Task prompt -
Reproduce every line of the data below character for character, leaving out the pictures.

******

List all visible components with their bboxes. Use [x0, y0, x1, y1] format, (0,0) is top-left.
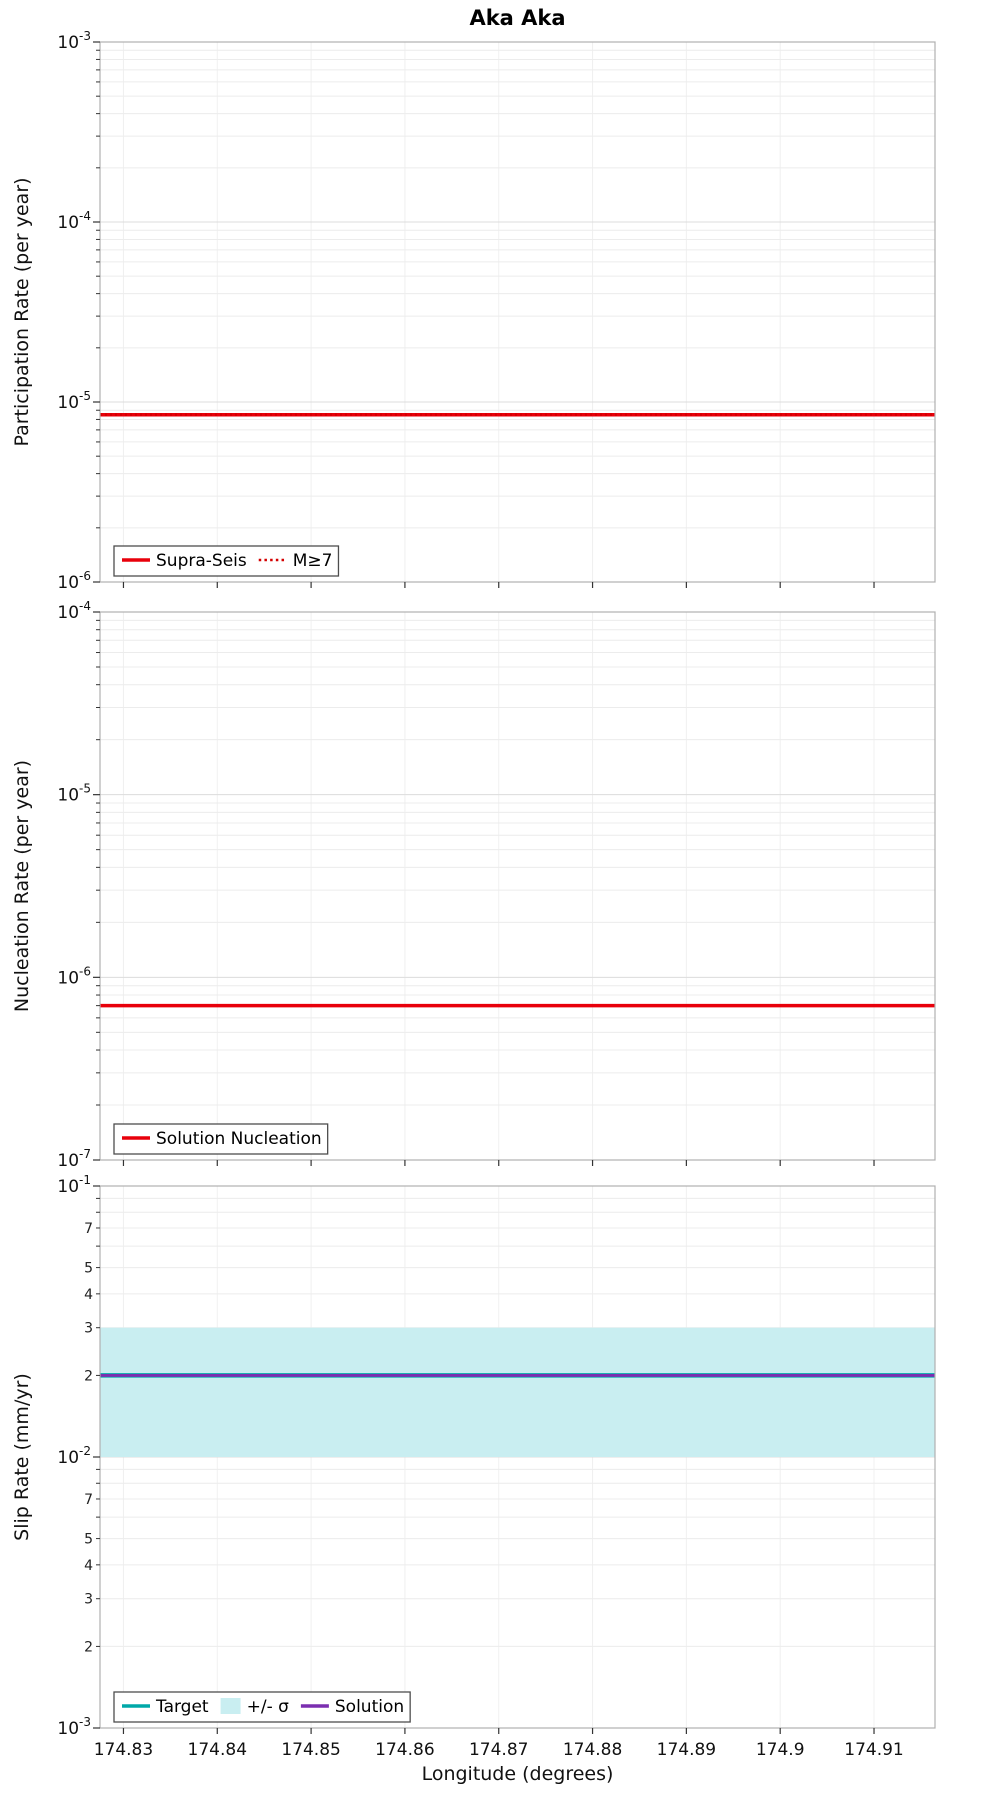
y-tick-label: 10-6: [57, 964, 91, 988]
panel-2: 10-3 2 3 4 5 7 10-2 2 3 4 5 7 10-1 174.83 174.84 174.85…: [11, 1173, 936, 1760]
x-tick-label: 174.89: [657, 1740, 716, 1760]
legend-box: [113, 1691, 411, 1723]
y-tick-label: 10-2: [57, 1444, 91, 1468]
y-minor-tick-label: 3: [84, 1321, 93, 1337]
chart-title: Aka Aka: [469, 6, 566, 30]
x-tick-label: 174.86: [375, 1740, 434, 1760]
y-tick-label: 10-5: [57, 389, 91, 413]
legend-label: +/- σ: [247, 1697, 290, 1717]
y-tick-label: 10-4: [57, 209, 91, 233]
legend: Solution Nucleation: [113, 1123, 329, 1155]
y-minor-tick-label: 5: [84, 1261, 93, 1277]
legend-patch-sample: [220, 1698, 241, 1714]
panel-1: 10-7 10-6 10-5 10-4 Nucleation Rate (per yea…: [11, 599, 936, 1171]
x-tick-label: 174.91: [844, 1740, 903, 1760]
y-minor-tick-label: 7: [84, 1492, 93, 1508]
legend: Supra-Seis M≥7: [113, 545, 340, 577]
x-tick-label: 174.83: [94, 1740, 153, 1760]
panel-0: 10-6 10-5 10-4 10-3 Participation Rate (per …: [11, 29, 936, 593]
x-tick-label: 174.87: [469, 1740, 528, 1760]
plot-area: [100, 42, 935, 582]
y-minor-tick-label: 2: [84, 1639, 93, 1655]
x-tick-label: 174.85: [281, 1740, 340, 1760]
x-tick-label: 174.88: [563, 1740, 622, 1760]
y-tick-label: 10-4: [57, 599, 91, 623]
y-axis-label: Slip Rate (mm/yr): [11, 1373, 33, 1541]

******

Result for this exercise -
List all visible components with their bboxes. Use [x0, y0, x1, y1] format, (0,0) is top-left.
y-tick-label: 10-6: [57, 964, 91, 988]
panel-2: 10-3 2 3 4 5 7 10-2 2 3 4 5 7 10-1 174.83 174.84 174.85…: [11, 1173, 936, 1760]
x-tick-label: 174.89: [657, 1740, 716, 1760]
legend-box: [113, 1691, 411, 1723]
y-tick-label: 10-2: [57, 1444, 91, 1468]
y-minor-tick-label: 3: [84, 1321, 93, 1337]
chart-title: Aka Aka: [469, 6, 566, 30]
x-tick-label: 174.86: [375, 1740, 434, 1760]
y-tick-label: 10-5: [57, 389, 91, 413]
legend-label: +/- σ: [247, 1697, 290, 1717]
y-tick-label: 10-4: [57, 209, 91, 233]
legend: Solution Nucleation: [113, 1123, 329, 1155]
y-minor-tick-label: 5: [84, 1261, 93, 1277]
legend-patch-sample: [220, 1698, 241, 1714]
panel-1: 10-7 10-6 10-5 10-4 Nucleation Rate (per yea…: [11, 599, 936, 1171]
x-tick-label: 174.91: [844, 1740, 903, 1760]
y-minor-tick-label: 7: [84, 1492, 93, 1508]
legend: Supra-Seis M≥7: [113, 545, 340, 577]
x-tick-label: 174.83: [94, 1740, 153, 1760]
panel-0: 10-6 10-5 10-4 10-3 Participation Rate (per …: [11, 29, 936, 593]
x-tick-label: 174.87: [469, 1740, 528, 1760]
plot-area: [100, 42, 935, 582]
y-minor-tick-label: 2: [84, 1639, 93, 1655]
x-tick-label: 174.85: [281, 1740, 340, 1760]
x-tick-label: 174.88: [563, 1740, 622, 1760]
y-tick-label: 10-4: [57, 599, 91, 623]
y-axis-label: Slip Rate (mm/yr): [11, 1373, 33, 1541]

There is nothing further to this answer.